## What the task requires
Give every line again exactly as it appears, please, but not the pictures.

[Saved entries]
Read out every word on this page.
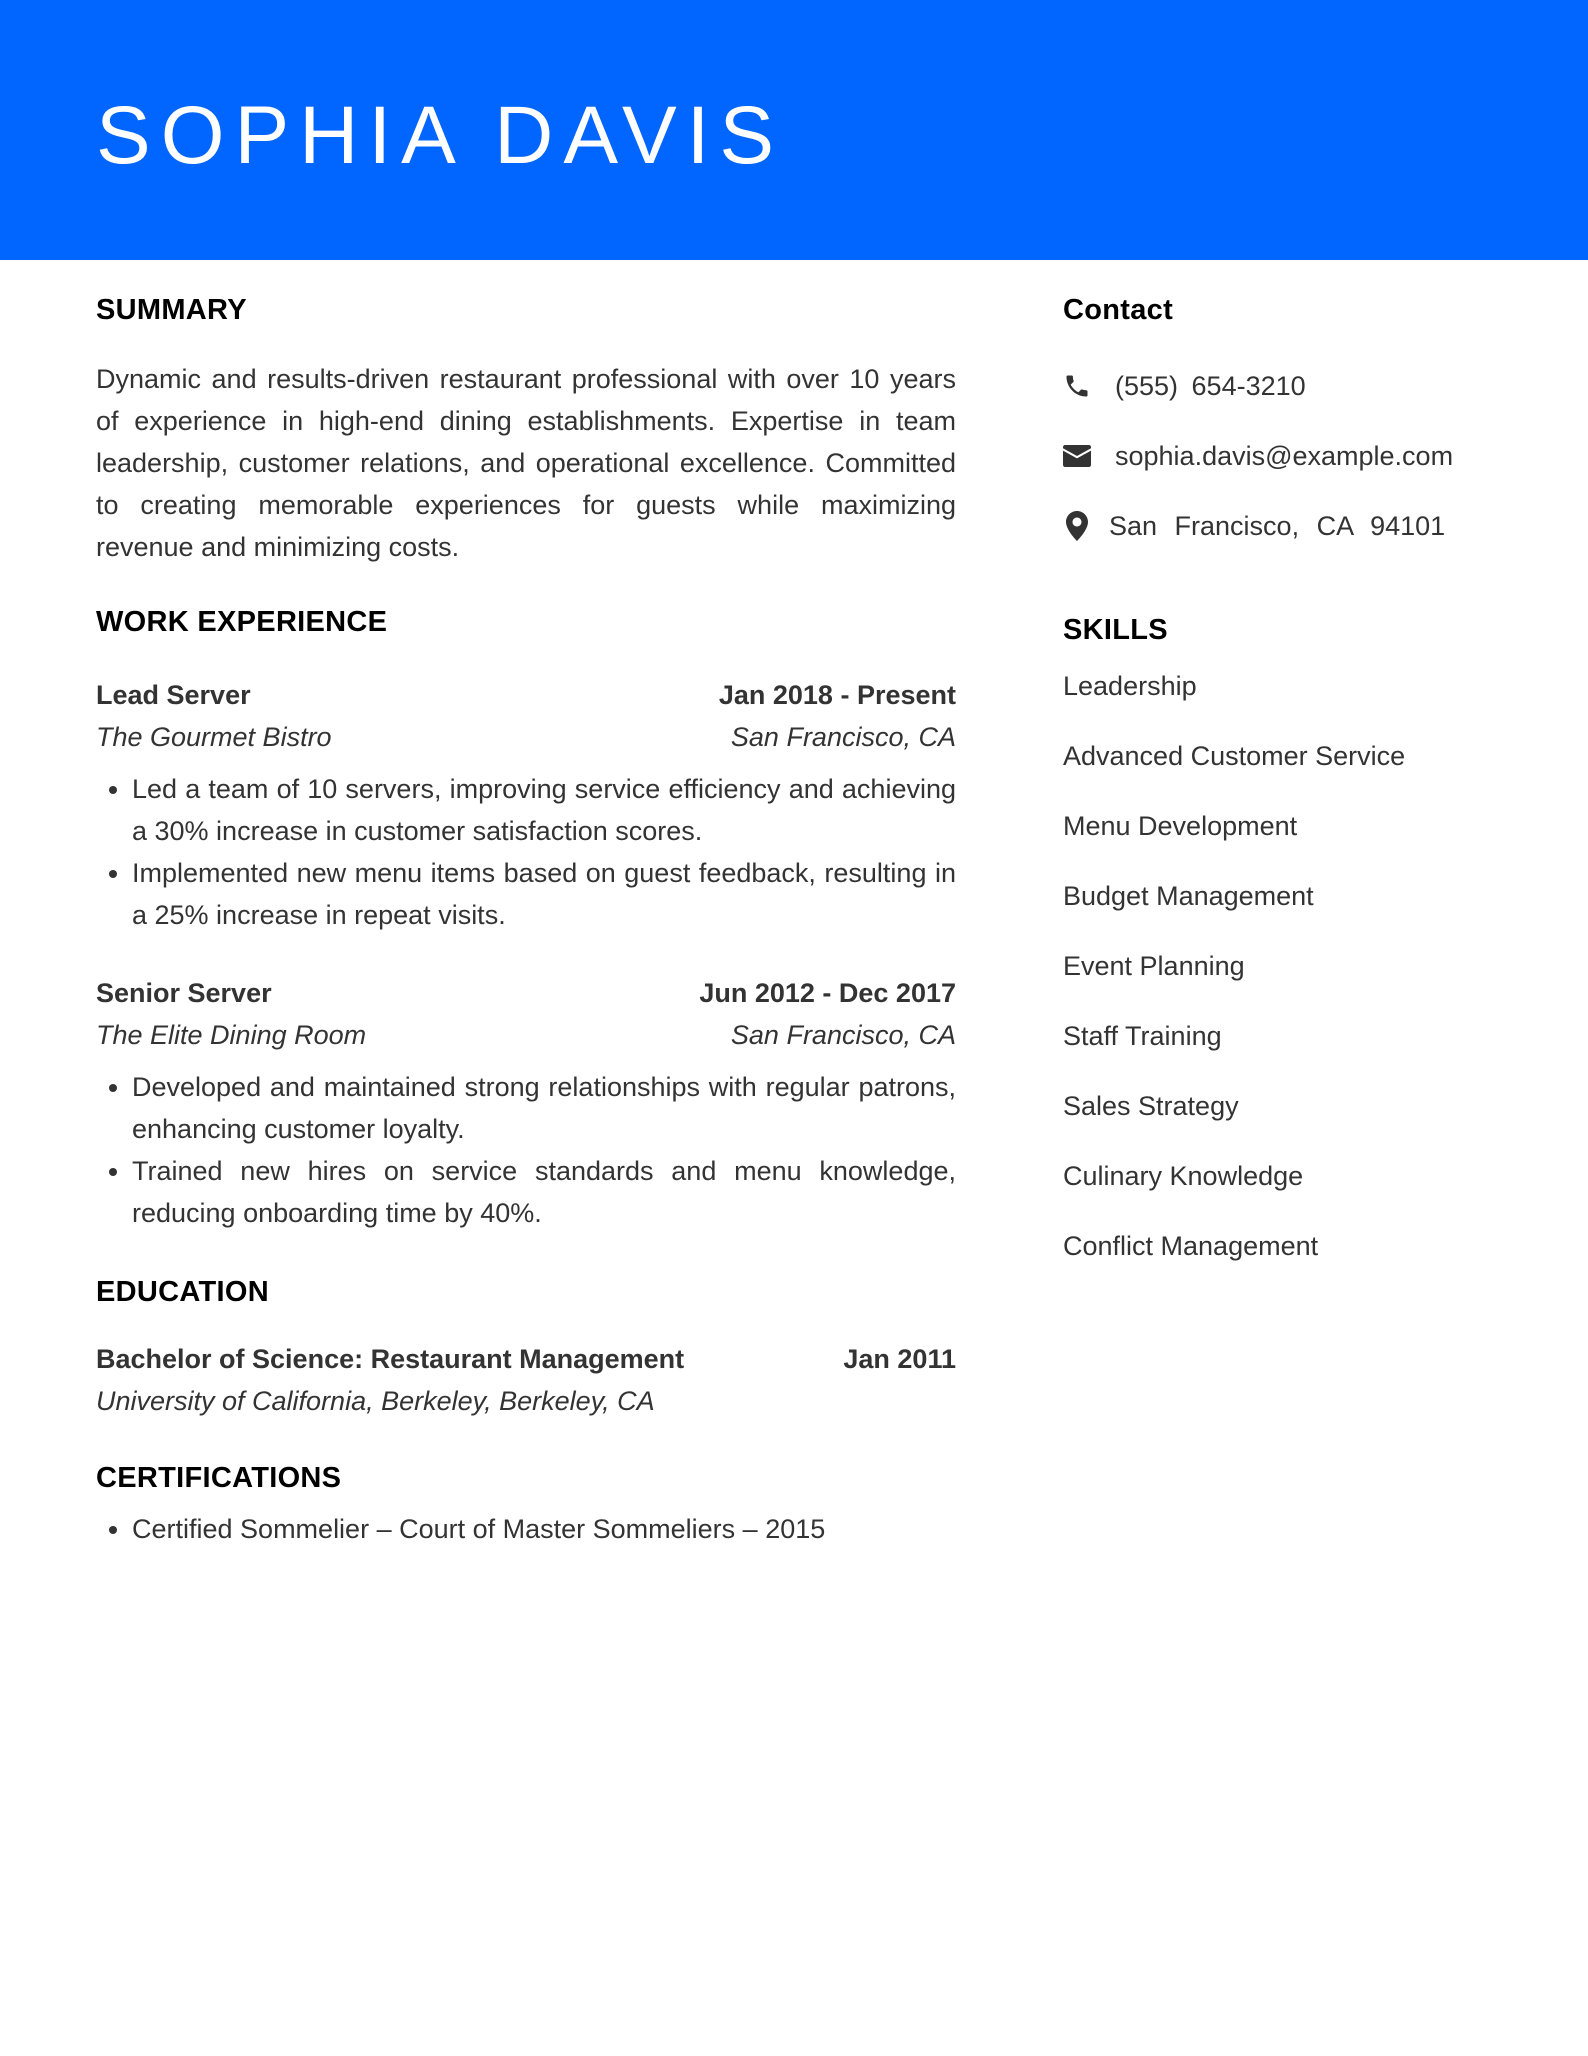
SOPHIA DAVIS
SUMMARY

Dynamic and results-driven restaurant professional with over 10 years of experience in high-end dining establishments. Expertise in team leadership, customer relations, and operational excellence. Committed to creating memorable experiences for guests while maximizing revenue and minimizing costs.

WORK EXPERIENCE
Lead Server	Jan 2018 - Present
The Gourmet Bistro	San Francisco, CA
• Led a team of 10 servers, improving service efficiency and achieving a 30% increase in customer satisfaction scores.
• Implemented new menu items based on guest feedback, resulting in a 25% increase in repeat visits.
Senior Server	Jun 2012 - Dec 2017
The Elite Dining Room	San Francisco, CA
• Developed and maintained strong relationships with regular patrons, enhancing customer loyalty.
• Trained new hires on service standards and menu knowledge, reducing onboarding time by 40%.
EDUCATION
Bachelor of Science: Restaurant Management	Jan 2011
University of California, Berkeley, Berkeley, CA
CERTIFICATIONS
• Certified Sommelier – Court of Master Sommeliers – 2015
Contact
(555) 654-3210
sophia.davis@example.com
San Francisco, CA 94101
SKILLS
Leadership
Advanced Customer Service
Menu Development
Budget Management
Event Planning
Staff Training
Sales Strategy
Culinary Knowledge
Conflict Management
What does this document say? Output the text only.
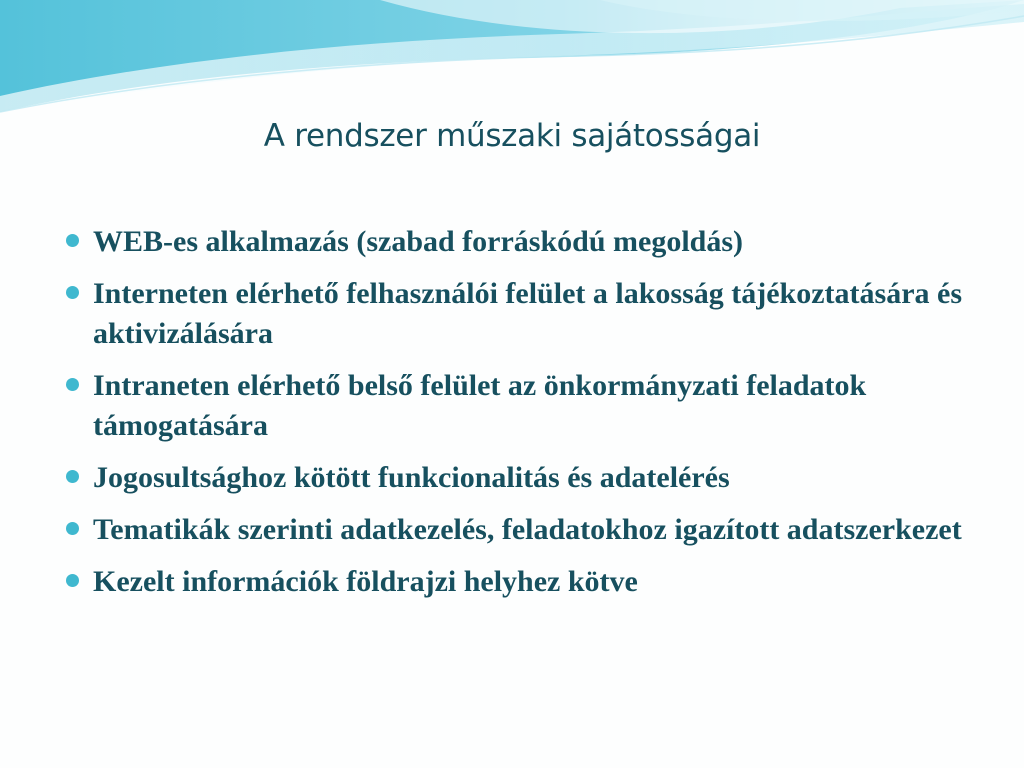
A rendszer műszaki sajátosságai
WEB-es alkalmazás (szabad forráskódú megoldás)
Interneten elérhető felhasználói felület a lakosság tájékoztatására és aktivizálására
Intraneten elérhető belső felület az önkormányzati feladatok támogatására
Jogosultsághoz kötött funkcionalitás és adatelérés
Tematikák szerinti adatkezelés, feladatokhoz igazított adatszerkezet
Kezelt információk földrajzi helyhez kötve
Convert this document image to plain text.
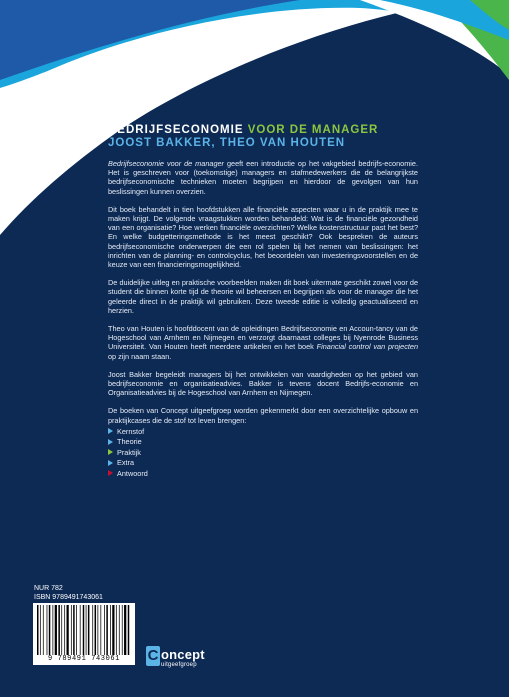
BEDRIJFSECONOMIE VOOR DE MANAGER
JOOST BAKKER, THEO VAN HOUTEN

Bedrijfseconomie voor de manager geeft een introductie op het vakgebied bedrijfs-economie. Het is geschreven voor (toekomstige) managers en stafmedewerkers die de belangrijkste bedrijfseconomische technieken moeten begrijpen en hierdoor de gevolgen van hun beslissingen kunnen overzien.

Dit boek behandelt in tien hoofdstukken alle financiële aspecten waar u in de praktijk mee te maken krijgt. De volgende vraagstukken worden behandeld: Wat is de financiële gezondheid van een organisatie? Hoe werken financiële overzichten? Welke kostenstructuur past het best? En welke budgetteringsmethode is het meest geschikt? Ook bespreken de auteurs bedrijfseconomische onderwerpen die een rol spelen bij het nemen van beslissingen: het inrichten van de planning- en controlcyclus, het beoordelen van investeringsvoorstellen en de keuze van een financieringsmogelijkheid.

De duidelijke uitleg en praktische voorbeelden maken dit boek uitermate geschikt zowel voor de student die binnen korte tijd de theorie wil beheersen en begrijpen als voor de manager die het geleerde direct in de praktijk wil gebruiken. Deze tweede editie is volledig geactualiseerd en herzien.

Theo van Houten is hoofddocent van de opleidingen Bedrijfseconomie en Accoun-tancy van de Hogeschool van Arnhem en Nijmegen en verzorgt daarnaast colleges bij Nyenrode Business Universiteit. Van Houten heeft meerdere artikelen en het boek Financial control van projecten op zijn naam staan.

Joost Bakker begeleidt managers bij het ontwikkelen van vaardigheden op het gebied van bedrijfseconomie en organisatieadvies. Bakker is tevens docent Bedrijfs-economie en Organisatieadvies bij de Hogeschool van Arnhem en Nijmegen.

De boeken van Concept uitgeefgroep worden gekenmerkt door een overzichtelijke opbouw en praktijkcases die de stof tot leven brengen:

Kernstof
Theorie
Praktijk
Extra
Antwoord
NUR 782
ISBN 9789491743061
9 789491 743061	C oncept
uitgeefgroep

## Answer for the task
Read out every word on this page.
SOPHIA DAVIS
SUMMARY

Dynamic and results-driven restaurant professional with over 10 years of experience in high-end dining establishments. Expertise in team leadership, customer relations, and operational excellence. Committed to creating memorable experiences for guests while maximizing revenue and minimizing costs.

WORK EXPERIENCE
Lead Server	Jan 2018 - Present
The Gourmet Bistro	San Francisco, CA
• Led a team of 10 servers, improving service efficiency and achieving a 30% increase in customer satisfaction scores.
• Implemented new menu items based on guest feedback, resulting in a 25% increase in repeat visits.
Senior Server	Jun 2012 - Dec 2017
The Elite Dining Room	San Francisco, CA
• Developed and maintained strong relationships with regular patrons, enhancing customer loyalty.
• Trained new hires on service standards and menu knowledge, reducing onboarding time by 40%.
EDUCATION
Bachelor of Science: Restaurant Management	Jan 2011
University of California, Berkeley, Berkeley, CA
CERTIFICATIONS
• Certified Sommelier – Court of Master Sommeliers – 2015
Contact
(555) 654-3210
sophia.davis@example.com
San Francisco, CA 94101
SKILLS
Leadership
Advanced Customer Service
Menu Development
Budget Management
Event Planning
Staff Training
Sales Strategy
Culinary Knowledge
Conflict Management
What does this document say? Output the text only.
A rendszer műszaki sajátosságai
WEB-es alkalmazás (szabad forráskódú megoldás)
Interneten elérhető felhasználói felület a lakosság tájékoztatására és aktivizálására
Intraneten elérhető belső felület az önkormányzati feladatok támogatására
Jogosultsághoz kötött funkcionalitás és adatelérés
Tematikák szerinti adatkezelés, feladatokhoz igazított adatszerkezet
Kezelt információk földrajzi helyhez kötve
Convert this document image to plain text.
BEDRIJFSECONOMIE VOOR DE MANAGER
JOOST BAKKER, THEO VAN HOUTEN

Bedrijfseconomie voor de manager geeft een introductie op het vakgebied bedrijfs-economie. Het is geschreven voor (toekomstige) managers en stafmedewerkers die de belangrijkste bedrijfseconomische technieken moeten begrijpen en hierdoor de gevolgen van hun beslissingen kunnen overzien.

Dit boek behandelt in tien hoofdstukken alle financiële aspecten waar u in de praktijk mee te maken krijgt. De volgende vraagstukken worden behandeld: Wat is de financiële gezondheid van een organisatie? Hoe werken financiële overzichten? Welke kostenstructuur past het best? En welke budgetteringsmethode is het meest geschikt? Ook bespreken de auteurs bedrijfseconomische onderwerpen die een rol spelen bij het nemen van beslissingen: het inrichten van de planning- en controlcyclus, het beoordelen van investeringsvoorstellen en de keuze van een financieringsmogelijkheid.

De duidelijke uitleg en praktische voorbeelden maken dit boek uitermate geschikt zowel voor de student die binnen korte tijd de theorie wil beheersen en begrijpen als voor de manager die het geleerde direct in de praktijk wil gebruiken. Deze tweede editie is volledig geactualiseerd en herzien.

Theo van Houten is hoofddocent van de opleidingen Bedrijfseconomie en Accoun-tancy van de Hogeschool van Arnhem en Nijmegen en verzorgt daarnaast colleges bij Nyenrode Business Universiteit. Van Houten heeft meerdere artikelen en het boek Financial control van projecten op zijn naam staan.

Joost Bakker begeleidt managers bij het ontwikkelen van vaardigheden op het gebied van bedrijfseconomie en organisatieadvies. Bakker is tevens docent Bedrijfs-economie en Organisatieadvies bij de Hogeschool van Arnhem en Nijmegen.

De boeken van Concept uitgeefgroep worden gekenmerkt door een overzichtelijke opbouw en praktijkcases die de stof tot leven brengen:

Kernstof
Theorie
Praktijk
Extra
Antwoord
NUR 782
ISBN 9789491743061
9 789491 743061	C oncept
uitgeefgroep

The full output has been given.